WHAT YOU SHOULD DO = Name every news publication mentioned in the North Korea post below.

Thursday, October 27, 2005

North Korean Blovations

As a public service announcement, North Korea's totalitarian leadership wants to remind the world that it still exists, and puts on a show.

Never mind that the country is in the depths of a severe famine that essentially requires the entire population to go work in the fields to make sure that whatever crops are planted get harvested (at the receiving end of a rifle might I add). And the Washington Post eats this stuff up hook, line, and sinker:
Meanwhile, modest economic reforms made in North Korea since 2002 appear to have somewhat eased the country's bitter poverty and once-rampant starvation. That at least seemed true within the relatively affluent capital of Pyongyang, where people look to be well fed, many buildings have been newly refurbished and street vendors are surprisingly outgoing and eager to make sales to foreign visitors.
I see that they didn't bother to check out the prison camps that are really a gulag archipelago. Nor do they question the fresh coat of paint. North Korea's propaganda campaign is nothing more than putting lipstick on a pig, yet these reporters can't get enough of this crap that passes for reporting.

In fact, one would be hard pressed to tell the difference between this report and an old school Pravda piece that the Soviet Union would run about how well their 5-year plans were going and running the US into the ground economically.
During a 40-hour, strictly monitored visit by a reporter accompanying a South Korean tour group, there were odd scenes mixed with a feeling of real change.
How can you get real reporting when everyone has a minder and is strictly monitored. Anyone who strays even slightly from the script may never be heard from again. How's that for change and freedom.

UPDATE 10/28:
Newsbusters picks up on the WaPo piece and skewers it pretty thoroughly. As it should be.

DATASET EXCERPTS =
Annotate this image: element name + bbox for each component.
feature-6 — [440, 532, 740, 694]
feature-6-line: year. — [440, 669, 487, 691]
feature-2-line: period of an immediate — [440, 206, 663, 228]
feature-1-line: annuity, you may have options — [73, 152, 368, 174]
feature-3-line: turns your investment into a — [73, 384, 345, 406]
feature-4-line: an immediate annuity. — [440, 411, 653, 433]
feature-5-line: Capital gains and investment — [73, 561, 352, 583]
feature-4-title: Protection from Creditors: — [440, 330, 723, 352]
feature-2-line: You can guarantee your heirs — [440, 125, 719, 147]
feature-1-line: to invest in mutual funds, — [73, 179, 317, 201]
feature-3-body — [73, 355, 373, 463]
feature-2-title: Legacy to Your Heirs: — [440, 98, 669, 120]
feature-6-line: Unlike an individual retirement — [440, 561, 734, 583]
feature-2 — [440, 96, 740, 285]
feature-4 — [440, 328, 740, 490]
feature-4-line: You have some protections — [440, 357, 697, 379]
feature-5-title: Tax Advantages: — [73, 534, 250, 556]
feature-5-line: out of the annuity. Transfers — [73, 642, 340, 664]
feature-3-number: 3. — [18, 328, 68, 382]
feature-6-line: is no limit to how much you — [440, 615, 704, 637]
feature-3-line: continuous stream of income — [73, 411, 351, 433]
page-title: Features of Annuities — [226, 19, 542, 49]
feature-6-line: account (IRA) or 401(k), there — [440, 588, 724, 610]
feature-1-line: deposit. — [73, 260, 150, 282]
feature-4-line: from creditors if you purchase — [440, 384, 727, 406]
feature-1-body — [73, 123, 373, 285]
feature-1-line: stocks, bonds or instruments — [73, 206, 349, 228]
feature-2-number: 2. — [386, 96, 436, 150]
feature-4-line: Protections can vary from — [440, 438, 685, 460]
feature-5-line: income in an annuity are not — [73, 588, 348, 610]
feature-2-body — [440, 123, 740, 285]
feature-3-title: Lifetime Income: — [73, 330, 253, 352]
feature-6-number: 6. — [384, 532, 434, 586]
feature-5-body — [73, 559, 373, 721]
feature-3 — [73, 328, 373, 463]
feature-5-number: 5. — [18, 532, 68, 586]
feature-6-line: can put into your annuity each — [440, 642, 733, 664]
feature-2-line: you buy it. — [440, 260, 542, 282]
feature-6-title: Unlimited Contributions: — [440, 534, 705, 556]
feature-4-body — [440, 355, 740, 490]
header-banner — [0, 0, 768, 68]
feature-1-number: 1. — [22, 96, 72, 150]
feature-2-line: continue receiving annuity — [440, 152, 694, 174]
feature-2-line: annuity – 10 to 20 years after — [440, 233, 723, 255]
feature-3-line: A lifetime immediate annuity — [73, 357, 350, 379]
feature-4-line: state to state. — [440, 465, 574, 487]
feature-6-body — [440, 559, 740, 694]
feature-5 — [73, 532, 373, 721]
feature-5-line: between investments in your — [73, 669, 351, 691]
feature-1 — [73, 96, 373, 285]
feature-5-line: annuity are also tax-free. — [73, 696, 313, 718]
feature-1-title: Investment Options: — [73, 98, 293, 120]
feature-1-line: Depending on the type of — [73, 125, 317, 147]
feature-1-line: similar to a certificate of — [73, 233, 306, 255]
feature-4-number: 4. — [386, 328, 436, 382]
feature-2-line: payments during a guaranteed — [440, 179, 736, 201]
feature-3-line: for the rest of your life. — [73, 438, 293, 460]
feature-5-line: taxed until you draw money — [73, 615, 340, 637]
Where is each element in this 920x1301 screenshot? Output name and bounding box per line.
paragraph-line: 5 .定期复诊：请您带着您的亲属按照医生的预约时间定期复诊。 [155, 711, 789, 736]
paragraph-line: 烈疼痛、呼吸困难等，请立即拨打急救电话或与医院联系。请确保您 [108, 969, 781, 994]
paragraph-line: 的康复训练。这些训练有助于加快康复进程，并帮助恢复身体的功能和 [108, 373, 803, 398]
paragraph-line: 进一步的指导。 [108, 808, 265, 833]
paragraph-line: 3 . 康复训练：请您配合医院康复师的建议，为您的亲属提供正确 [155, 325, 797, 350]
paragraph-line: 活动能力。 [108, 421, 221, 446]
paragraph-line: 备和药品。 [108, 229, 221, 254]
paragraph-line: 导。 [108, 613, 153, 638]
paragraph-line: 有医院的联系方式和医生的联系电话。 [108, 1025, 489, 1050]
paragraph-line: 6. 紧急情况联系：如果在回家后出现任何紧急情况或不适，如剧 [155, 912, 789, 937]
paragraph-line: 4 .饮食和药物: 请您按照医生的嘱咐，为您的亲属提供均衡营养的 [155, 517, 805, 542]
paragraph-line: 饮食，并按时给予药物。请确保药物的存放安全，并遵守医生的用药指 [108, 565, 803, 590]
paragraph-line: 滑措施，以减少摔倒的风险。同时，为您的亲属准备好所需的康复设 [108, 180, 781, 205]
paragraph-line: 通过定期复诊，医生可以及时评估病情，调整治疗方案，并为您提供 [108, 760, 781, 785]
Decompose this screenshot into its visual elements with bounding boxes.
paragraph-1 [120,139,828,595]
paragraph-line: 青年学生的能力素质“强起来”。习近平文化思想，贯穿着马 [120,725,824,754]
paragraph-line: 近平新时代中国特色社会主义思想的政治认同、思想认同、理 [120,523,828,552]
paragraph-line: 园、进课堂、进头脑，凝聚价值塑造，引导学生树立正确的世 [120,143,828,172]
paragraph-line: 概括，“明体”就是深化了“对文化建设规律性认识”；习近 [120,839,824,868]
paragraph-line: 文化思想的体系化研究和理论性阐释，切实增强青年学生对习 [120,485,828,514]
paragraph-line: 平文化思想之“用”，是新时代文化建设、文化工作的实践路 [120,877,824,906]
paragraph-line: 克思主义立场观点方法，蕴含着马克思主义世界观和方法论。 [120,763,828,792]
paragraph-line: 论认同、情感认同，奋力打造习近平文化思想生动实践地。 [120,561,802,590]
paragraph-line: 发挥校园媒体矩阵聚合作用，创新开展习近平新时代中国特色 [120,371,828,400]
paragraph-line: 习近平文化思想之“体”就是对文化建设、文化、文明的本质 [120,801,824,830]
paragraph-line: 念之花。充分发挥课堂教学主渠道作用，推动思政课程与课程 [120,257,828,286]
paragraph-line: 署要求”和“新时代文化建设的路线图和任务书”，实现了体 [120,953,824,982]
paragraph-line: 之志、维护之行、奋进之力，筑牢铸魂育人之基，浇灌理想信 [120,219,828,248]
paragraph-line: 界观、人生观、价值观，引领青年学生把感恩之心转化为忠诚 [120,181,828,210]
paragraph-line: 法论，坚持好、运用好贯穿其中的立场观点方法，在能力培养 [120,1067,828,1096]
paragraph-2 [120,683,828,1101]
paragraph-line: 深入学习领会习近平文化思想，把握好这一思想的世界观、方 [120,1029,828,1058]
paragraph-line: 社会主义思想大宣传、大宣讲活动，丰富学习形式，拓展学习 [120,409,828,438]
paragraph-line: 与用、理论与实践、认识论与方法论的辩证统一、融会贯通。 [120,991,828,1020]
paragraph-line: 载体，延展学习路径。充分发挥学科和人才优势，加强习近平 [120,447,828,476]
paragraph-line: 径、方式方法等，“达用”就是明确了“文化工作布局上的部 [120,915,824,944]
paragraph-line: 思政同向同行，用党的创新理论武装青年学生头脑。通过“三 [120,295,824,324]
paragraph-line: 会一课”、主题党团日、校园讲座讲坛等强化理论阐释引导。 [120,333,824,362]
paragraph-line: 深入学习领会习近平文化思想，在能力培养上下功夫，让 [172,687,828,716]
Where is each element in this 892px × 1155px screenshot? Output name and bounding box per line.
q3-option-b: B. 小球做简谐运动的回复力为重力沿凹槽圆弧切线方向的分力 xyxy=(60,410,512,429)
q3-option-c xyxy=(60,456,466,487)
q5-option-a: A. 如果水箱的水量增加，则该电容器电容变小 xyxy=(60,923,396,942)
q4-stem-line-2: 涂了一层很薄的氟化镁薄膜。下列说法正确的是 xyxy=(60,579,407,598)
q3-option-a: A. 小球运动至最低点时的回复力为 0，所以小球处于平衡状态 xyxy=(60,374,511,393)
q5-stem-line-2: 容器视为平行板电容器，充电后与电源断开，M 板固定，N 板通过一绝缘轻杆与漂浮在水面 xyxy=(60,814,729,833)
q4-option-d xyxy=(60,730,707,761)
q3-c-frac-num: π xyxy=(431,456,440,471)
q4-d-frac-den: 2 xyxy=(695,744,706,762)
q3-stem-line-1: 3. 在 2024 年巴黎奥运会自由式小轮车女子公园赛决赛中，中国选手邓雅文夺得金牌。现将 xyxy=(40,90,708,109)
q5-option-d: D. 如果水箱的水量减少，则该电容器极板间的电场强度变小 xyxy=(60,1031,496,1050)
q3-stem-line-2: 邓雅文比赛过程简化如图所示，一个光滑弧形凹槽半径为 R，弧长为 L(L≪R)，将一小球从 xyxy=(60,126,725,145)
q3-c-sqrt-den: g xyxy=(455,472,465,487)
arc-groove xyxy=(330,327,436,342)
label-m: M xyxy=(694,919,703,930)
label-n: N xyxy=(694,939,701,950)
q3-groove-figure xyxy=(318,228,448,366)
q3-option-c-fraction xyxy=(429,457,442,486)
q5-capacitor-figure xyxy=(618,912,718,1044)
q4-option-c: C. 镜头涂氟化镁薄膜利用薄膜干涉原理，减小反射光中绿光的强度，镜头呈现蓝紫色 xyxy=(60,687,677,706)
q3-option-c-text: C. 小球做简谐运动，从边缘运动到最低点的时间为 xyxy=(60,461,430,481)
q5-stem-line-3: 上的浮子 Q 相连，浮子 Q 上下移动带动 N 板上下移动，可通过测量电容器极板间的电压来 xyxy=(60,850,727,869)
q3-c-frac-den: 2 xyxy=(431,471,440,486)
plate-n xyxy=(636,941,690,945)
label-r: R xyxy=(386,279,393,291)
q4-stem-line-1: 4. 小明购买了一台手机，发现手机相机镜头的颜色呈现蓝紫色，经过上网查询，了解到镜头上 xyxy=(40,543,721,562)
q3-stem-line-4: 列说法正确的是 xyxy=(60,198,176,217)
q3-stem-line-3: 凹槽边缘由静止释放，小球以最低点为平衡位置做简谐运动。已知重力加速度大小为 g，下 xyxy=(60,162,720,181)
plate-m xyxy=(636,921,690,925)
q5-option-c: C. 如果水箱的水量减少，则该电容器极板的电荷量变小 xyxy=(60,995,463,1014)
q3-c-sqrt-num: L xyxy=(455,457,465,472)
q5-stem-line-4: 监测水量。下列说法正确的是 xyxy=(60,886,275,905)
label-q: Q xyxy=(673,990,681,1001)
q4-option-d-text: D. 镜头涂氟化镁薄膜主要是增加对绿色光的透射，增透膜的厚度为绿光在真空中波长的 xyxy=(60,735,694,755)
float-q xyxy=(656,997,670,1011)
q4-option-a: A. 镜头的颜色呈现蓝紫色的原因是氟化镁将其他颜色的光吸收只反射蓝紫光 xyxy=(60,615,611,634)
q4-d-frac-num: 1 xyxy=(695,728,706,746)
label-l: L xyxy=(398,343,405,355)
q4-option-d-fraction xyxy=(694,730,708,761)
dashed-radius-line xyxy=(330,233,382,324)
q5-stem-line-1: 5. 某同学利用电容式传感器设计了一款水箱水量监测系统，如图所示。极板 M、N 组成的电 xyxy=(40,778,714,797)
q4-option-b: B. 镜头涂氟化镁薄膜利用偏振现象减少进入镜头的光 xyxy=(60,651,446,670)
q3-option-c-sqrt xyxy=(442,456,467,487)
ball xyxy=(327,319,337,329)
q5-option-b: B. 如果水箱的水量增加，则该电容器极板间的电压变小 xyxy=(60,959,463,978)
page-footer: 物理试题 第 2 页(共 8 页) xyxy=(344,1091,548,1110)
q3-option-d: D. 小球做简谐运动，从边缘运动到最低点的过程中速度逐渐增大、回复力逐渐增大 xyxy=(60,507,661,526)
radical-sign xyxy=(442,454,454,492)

RESPONSE AREA = The Washington Post (also called "WaPo"), Pravda, Newsbusters